* **Collected data entries**
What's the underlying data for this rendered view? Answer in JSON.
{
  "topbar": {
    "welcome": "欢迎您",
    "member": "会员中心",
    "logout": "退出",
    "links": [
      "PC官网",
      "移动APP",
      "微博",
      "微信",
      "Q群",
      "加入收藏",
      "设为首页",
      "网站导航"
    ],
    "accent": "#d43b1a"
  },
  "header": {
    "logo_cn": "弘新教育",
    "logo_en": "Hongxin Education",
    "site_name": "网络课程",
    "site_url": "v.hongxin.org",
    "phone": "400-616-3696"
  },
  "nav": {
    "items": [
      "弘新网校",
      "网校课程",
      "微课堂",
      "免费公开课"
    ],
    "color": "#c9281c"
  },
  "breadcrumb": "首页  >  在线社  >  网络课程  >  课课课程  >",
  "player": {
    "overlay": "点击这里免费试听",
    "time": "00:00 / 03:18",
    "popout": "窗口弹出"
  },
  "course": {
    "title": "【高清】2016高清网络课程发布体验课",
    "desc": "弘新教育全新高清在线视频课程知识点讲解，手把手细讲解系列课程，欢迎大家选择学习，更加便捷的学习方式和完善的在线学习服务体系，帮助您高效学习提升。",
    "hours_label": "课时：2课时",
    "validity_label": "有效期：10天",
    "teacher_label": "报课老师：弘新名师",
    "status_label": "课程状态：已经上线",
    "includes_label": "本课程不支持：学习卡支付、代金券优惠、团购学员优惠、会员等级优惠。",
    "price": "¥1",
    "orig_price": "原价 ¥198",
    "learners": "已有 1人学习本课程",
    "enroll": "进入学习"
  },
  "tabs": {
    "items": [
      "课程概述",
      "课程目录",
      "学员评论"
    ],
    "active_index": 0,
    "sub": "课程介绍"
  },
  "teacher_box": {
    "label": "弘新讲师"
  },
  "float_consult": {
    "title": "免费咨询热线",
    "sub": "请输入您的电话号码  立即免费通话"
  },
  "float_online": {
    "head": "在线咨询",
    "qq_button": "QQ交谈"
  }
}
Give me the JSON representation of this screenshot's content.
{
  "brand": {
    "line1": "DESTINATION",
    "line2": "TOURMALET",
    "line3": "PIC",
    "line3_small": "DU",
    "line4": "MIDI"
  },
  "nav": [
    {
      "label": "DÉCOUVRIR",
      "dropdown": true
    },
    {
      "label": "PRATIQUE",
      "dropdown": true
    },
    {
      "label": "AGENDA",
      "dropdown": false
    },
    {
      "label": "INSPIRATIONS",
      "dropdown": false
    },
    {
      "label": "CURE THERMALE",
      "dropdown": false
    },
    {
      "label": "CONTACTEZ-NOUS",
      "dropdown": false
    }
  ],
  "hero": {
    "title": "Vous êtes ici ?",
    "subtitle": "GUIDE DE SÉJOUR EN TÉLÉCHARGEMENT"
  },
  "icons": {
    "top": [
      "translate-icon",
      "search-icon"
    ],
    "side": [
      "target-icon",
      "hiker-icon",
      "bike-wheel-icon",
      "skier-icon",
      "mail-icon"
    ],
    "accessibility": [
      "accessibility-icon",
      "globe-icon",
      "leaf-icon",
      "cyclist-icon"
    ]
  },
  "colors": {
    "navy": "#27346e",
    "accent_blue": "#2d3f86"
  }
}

* **OBJECTIVE**
Quote the material exactly, leaving nothing out.

* **FULL RESPONSE**
What's the underlying data for this rendered view? Answer in JSON.
{
  "topbar": {
    "welcome": "欢迎您",
    "member": "会员中心",
    "logout": "退出",
    "links": [
      "PC官网",
      "移动APP",
      "微博",
      "微信",
      "Q群",
      "加入收藏",
      "设为首页",
      "网站导航"
    ],
    "accent": "#d43b1a"
  },
  "header": {
    "logo_cn": "弘新教育",
    "logo_en": "Hongxin Education",
    "site_name": "网络课程",
    "site_url": "v.hongxin.org",
    "phone": "400-616-3696"
  },
  "nav": {
    "items": [
      "弘新网校",
      "网校课程",
      "微课堂",
      "免费公开课"
    ],
    "color": "#c9281c"
  },
  "breadcrumb": "首页  >  在线社  >  网络课程  >  课课课程  >",
  "player": {
    "overlay": "点击这里免费试听",
    "time": "00:00 / 03:18",
    "popout": "窗口弹出"
  },
  "course": {
    "title": "【高清】2016高清网络课程发布体验课",
    "desc": "弘新教育全新高清在线视频课程知识点讲解，手把手细讲解系列课程，欢迎大家选择学习，更加便捷的学习方式和完善的在线学习服务体系，帮助您高效学习提升。",
    "hours_label": "课时：2课时",
    "validity_label": "有效期：10天",
    "teacher_label": "报课老师：弘新名师",
    "status_label": "课程状态：已经上线",
    "includes_label": "本课程不支持：学习卡支付、代金券优惠、团购学员优惠、会员等级优惠。",
    "price": "¥1",
    "orig_price": "原价 ¥198",
    "learners": "已有 1人学习本课程",
    "enroll": "进入学习"
  },
  "tabs": {
    "items": [
      "课程概述",
      "课程目录",
      "学员评论"
    ],
    "active_index": 0,
    "sub": "课程介绍"
  },
  "teacher_box": {
    "label": "弘新讲师"
  },
  "float_consult": {
    "title": "免费咨询热线",
    "sub": "请输入您的电话号码  立即免费通话"
  },
  "float_online": {
    "head": "在线咨询",
    "qq_button": "QQ交谈"
  }
}
Give me the JSON representation of this screenshot's content.
{
  "brand": {
    "line1": "DESTINATION",
    "line2": "TOURMALET",
    "line3": "PIC",
    "line3_small": "DU",
    "line4": "MIDI"
  },
  "nav": [
    {
      "label": "DÉCOUVRIR",
      "dropdown": true
    },
    {
      "label": "PRATIQUE",
      "dropdown": true
    },
    {
      "label": "AGENDA",
      "dropdown": false
    },
    {
      "label": "INSPIRATIONS",
      "dropdown": false
    },
    {
      "label": "CURE THERMALE",
      "dropdown": false
    },
    {
      "label": "CONTACTEZ-NOUS",
      "dropdown": false
    }
  ],
  "hero": {
    "title": "Vous êtes ici ?",
    "subtitle": "GUIDE DE SÉJOUR EN TÉLÉCHARGEMENT"
  },
  "icons": {
    "top": [
      "translate-icon",
      "search-icon"
    ],
    "side": [
      "target-icon",
      "hiker-icon",
      "bike-wheel-icon",
      "skier-icon",
      "mail-icon"
    ],
    "accessibility": [
      "accessibility-icon",
      "globe-icon",
      "leaf-icon",
      "cyclist-icon"
    ]
  },
  "colors": {
    "navy": "#27346e",
    "accent_blue": "#2d3f86"
  }
}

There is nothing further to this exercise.